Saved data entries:
● ● ●
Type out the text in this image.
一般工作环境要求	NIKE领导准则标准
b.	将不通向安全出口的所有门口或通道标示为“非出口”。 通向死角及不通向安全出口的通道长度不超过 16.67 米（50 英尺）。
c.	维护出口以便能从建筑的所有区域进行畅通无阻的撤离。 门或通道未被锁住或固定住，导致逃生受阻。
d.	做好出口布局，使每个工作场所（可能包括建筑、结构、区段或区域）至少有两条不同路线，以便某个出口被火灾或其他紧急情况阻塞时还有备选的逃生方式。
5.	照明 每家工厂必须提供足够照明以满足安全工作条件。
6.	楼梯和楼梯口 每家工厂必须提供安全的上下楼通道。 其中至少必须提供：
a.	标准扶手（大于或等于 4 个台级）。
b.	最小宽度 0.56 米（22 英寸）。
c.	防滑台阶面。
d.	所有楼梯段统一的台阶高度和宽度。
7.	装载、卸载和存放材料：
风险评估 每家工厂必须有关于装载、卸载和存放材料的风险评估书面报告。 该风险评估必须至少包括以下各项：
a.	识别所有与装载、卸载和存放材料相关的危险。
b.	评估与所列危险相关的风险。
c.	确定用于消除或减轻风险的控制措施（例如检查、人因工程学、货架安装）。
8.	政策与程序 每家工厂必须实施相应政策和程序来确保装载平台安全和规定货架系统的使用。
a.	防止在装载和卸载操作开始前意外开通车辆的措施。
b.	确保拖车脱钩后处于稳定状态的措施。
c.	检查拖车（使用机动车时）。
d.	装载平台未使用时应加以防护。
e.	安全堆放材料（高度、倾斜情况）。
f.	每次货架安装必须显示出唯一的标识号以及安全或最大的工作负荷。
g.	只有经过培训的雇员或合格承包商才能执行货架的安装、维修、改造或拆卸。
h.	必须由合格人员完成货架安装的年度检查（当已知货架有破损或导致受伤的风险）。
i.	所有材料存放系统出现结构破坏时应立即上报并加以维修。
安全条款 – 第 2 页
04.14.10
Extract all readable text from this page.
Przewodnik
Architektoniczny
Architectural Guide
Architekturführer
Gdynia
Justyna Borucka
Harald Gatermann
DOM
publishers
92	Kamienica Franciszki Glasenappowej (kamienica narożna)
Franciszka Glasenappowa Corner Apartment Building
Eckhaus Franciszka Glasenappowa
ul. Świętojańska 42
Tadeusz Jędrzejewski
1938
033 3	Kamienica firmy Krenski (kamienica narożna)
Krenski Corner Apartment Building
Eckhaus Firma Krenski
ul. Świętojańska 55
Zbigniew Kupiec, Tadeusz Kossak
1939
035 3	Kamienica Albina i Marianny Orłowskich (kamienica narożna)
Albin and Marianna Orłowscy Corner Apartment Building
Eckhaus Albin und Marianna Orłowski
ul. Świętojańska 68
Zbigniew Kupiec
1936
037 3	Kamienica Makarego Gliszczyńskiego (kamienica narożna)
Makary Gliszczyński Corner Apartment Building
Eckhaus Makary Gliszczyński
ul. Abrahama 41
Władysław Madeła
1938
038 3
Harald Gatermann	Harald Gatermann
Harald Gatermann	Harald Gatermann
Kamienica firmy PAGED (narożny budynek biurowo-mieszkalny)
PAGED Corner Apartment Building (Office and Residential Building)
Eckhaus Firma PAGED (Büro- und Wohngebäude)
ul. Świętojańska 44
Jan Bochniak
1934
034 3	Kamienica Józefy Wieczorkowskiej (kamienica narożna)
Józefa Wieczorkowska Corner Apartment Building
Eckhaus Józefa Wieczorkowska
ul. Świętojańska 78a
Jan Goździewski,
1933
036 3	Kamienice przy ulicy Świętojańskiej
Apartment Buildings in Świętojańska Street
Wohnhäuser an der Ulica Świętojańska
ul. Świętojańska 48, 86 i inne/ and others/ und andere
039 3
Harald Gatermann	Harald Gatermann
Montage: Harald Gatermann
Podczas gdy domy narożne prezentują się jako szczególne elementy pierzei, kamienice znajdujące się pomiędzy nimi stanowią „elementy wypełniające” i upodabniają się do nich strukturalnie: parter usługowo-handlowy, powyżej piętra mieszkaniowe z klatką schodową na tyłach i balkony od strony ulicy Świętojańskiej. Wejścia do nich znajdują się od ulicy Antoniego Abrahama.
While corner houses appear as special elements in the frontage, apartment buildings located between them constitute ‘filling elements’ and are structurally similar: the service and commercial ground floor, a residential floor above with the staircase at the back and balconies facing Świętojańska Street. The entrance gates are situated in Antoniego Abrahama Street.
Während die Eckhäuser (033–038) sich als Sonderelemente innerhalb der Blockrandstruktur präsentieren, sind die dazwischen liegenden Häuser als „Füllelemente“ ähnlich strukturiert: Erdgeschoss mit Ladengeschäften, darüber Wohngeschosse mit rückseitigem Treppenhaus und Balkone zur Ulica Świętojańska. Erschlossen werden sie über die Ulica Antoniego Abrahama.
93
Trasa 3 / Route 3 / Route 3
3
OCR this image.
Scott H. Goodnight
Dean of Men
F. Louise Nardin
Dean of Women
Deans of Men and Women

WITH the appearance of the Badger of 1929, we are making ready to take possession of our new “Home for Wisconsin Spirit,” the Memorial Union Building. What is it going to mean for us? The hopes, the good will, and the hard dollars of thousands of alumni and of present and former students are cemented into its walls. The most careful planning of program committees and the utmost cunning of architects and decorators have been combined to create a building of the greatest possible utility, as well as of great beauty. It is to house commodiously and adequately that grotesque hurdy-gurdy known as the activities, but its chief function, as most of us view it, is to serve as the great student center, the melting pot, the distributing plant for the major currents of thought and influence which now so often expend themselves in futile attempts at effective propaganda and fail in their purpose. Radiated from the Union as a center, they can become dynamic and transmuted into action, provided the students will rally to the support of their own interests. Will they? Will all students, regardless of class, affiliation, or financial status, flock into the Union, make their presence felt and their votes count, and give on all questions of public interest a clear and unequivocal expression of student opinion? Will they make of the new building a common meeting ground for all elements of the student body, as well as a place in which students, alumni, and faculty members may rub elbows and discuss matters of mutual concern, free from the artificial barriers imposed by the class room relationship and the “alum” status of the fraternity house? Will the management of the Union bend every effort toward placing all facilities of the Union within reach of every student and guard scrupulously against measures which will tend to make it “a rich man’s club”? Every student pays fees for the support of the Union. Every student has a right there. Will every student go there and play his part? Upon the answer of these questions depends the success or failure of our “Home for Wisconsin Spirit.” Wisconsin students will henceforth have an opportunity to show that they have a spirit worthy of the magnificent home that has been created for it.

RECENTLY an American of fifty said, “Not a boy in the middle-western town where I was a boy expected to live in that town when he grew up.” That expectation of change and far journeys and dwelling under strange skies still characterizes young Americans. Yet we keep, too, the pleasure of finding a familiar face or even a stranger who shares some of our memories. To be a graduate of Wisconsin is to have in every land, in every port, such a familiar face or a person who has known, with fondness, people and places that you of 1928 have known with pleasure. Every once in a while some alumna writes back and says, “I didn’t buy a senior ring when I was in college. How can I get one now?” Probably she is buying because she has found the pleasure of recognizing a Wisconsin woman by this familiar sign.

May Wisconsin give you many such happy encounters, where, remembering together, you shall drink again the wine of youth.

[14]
● ● ●
Given exercise :: Output the records exactly, including every line.

Correct output ::
Type out the text in this image.
一般工作环境要求	NIKE领导准则标准
b.	将不通向安全出口的所有门口或通道标示为“非出口”。 通向死角及不通向安全出口的通道长度不超过 16.67 米（50 英尺）。
c.	维护出口以便能从建筑的所有区域进行畅通无阻的撤离。 门或通道未被锁住或固定住，导致逃生受阻。
d.	做好出口布局，使每个工作场所（可能包括建筑、结构、区段或区域）至少有两条不同路线，以便某个出口被火灾或其他紧急情况阻塞时还有备选的逃生方式。
5.	照明 每家工厂必须提供足够照明以满足安全工作条件。
6.	楼梯和楼梯口 每家工厂必须提供安全的上下楼通道。 其中至少必须提供：
a.	标准扶手（大于或等于 4 个台级）。
b.	最小宽度 0.56 米（22 英寸）。
c.	防滑台阶面。
d.	所有楼梯段统一的台阶高度和宽度。
7.	装载、卸载和存放材料：
风险评估 每家工厂必须有关于装载、卸载和存放材料的风险评估书面报告。 该风险评估必须至少包括以下各项：
a.	识别所有与装载、卸载和存放材料相关的危险。
b.	评估与所列危险相关的风险。
c.	确定用于消除或减轻风险的控制措施（例如检查、人因工程学、货架安装）。
8.	政策与程序 每家工厂必须实施相应政策和程序来确保装载平台安全和规定货架系统的使用。
a.	防止在装载和卸载操作开始前意外开通车辆的措施。
b.	确保拖车脱钩后处于稳定状态的措施。
c.	检查拖车（使用机动车时）。
d.	装载平台未使用时应加以防护。
e.	安全堆放材料（高度、倾斜情况）。
f.	每次货架安装必须显示出唯一的标识号以及安全或最大的工作负荷。
g.	只有经过培训的雇员或合格承包商才能执行货架的安装、维修、改造或拆卸。
h.	必须由合格人员完成货架安装的年度检查（当已知货架有破损或导致受伤的风险）。
i.	所有材料存放系统出现结构破坏时应立即上报并加以维修。
安全条款 – 第 2 页
04.14.10
Extract all readable text from this page.
Przewodnik
Architektoniczny
Architectural Guide
Architekturführer
Gdynia
Justyna Borucka
Harald Gatermann
DOM
publishers
92	Kamienica Franciszki Glasenappowej (kamienica narożna)
Franciszka Glasenappowa Corner Apartment Building
Eckhaus Franciszka Glasenappowa
ul. Świętojańska 42
Tadeusz Jędrzejewski
1938
033 3	Kamienica firmy Krenski (kamienica narożna)
Krenski Corner Apartment Building
Eckhaus Firma Krenski
ul. Świętojańska 55
Zbigniew Kupiec, Tadeusz Kossak
1939
035 3	Kamienica Albina i Marianny Orłowskich (kamienica narożna)
Albin and Marianna Orłowscy Corner Apartment Building
Eckhaus Albin und Marianna Orłowski
ul. Świętojańska 68
Zbigniew Kupiec
1936
037 3	Kamienica Makarego Gliszczyńskiego (kamienica narożna)
Makary Gliszczyński Corner Apartment Building
Eckhaus Makary Gliszczyński
ul. Abrahama 41
Władysław Madeła
1938
038 3
Harald Gatermann	Harald Gatermann
Harald Gatermann	Harald Gatermann
Kamienica firmy PAGED (narożny budynek biurowo-mieszkalny)
PAGED Corner Apartment Building (Office and Residential Building)
Eckhaus Firma PAGED (Büro- und Wohngebäude)
ul. Świętojańska 44
Jan Bochniak
1934
034 3	Kamienica Józefy Wieczorkowskiej (kamienica narożna)
Józefa Wieczorkowska Corner Apartment Building
Eckhaus Józefa Wieczorkowska
ul. Świętojańska 78a
Jan Goździewski,
1933
036 3	Kamienice przy ulicy Świętojańskiej
Apartment Buildings in Świętojańska Street
Wohnhäuser an der Ulica Świętojańska
ul. Świętojańska 48, 86 i inne/ and others/ und andere
039 3
Harald Gatermann	Harald Gatermann
Montage: Harald Gatermann
Podczas gdy domy narożne prezentują się jako szczególne elementy pierzei, kamienice znajdujące się pomiędzy nimi stanowią „elementy wypełniające” i upodabniają się do nich strukturalnie: parter usługowo-handlowy, powyżej piętra mieszkaniowe z klatką schodową na tyłach i balkony od strony ulicy Świętojańskiej. Wejścia do nich znajdują się od ulicy Antoniego Abrahama.
While corner houses appear as special elements in the frontage, apartment buildings located between them constitute ‘filling elements’ and are structurally similar: the service and commercial ground floor, a residential floor above with the staircase at the back and balconies facing Świętojańska Street. The entrance gates are situated in Antoniego Abrahama Street.
Während die Eckhäuser (033–038) sich als Sonderelemente innerhalb der Blockrandstruktur präsentieren, sind die dazwischen liegenden Häuser als „Füllelemente“ ähnlich strukturiert: Erdgeschoss mit Ladengeschäften, darüber Wohngeschosse mit rückseitigem Treppenhaus und Balkone zur Ulica Świętojańska. Erschlossen werden sie über die Ulica Antoniego Abrahama.
93
Trasa 3 / Route 3 / Route 3
3
OCR this image.
Scott H. Goodnight
Dean of Men
F. Louise Nardin
Dean of Women
Deans of Men and Women

WITH the appearance of the Badger of 1929, we are making ready to take possession of our new “Home for Wisconsin Spirit,” the Memorial Union Building. What is it going to mean for us? The hopes, the good will, and the hard dollars of thousands of alumni and of present and former students are cemented into its walls. The most careful planning of program committees and the utmost cunning of architects and decorators have been combined to create a building of the greatest possible utility, as well as of great beauty. It is to house commodiously and adequately that grotesque hurdy-gurdy known as the activities, but its chief function, as most of us view it, is to serve as the great student center, the melting pot, the distributing plant for the major currents of thought and influence which now so often expend themselves in futile attempts at effective propaganda and fail in their purpose. Radiated from the Union as a center, they can become dynamic and transmuted into action, provided the students will rally to the support of their own interests. Will they? Will all students, regardless of class, affiliation, or financial status, flock into the Union, make their presence felt and their votes count, and give on all questions of public interest a clear and unequivocal expression of student opinion? Will they make of the new building a common meeting ground for all elements of the student body, as well as a place in which students, alumni, and faculty members may rub elbows and discuss matters of mutual concern, free from the artificial barriers imposed by the class room relationship and the “alum” status of the fraternity house? Will the management of the Union bend every effort toward placing all facilities of the Union within reach of every student and guard scrupulously against measures which will tend to make it “a rich man’s club”? Every student pays fees for the support of the Union. Every student has a right there. Will every student go there and play his part? Upon the answer of these questions depends the success or failure of our “Home for Wisconsin Spirit.” Wisconsin students will henceforth have an opportunity to show that they have a spirit worthy of the magnificent home that has been created for it.

RECENTLY an American of fifty said, “Not a boy in the middle-western town where I was a boy expected to live in that town when he grew up.” That expectation of change and far journeys and dwelling under strange skies still characterizes young Americans. Yet we keep, too, the pleasure of finding a familiar face or even a stranger who shares some of our memories. To be a graduate of Wisconsin is to have in every land, in every port, such a familiar face or a person who has known, with fondness, people and places that you of 1928 have known with pleasure. Every once in a while some alumna writes back and says, “I didn’t buy a senior ring when I was in college. How can I get one now?” Probably she is buying because she has found the pleasure of recognizing a Wisconsin woman by this familiar sign.

May Wisconsin give you many such happy encounters, where, remembering together, you shall drink again the wine of youth.

[14]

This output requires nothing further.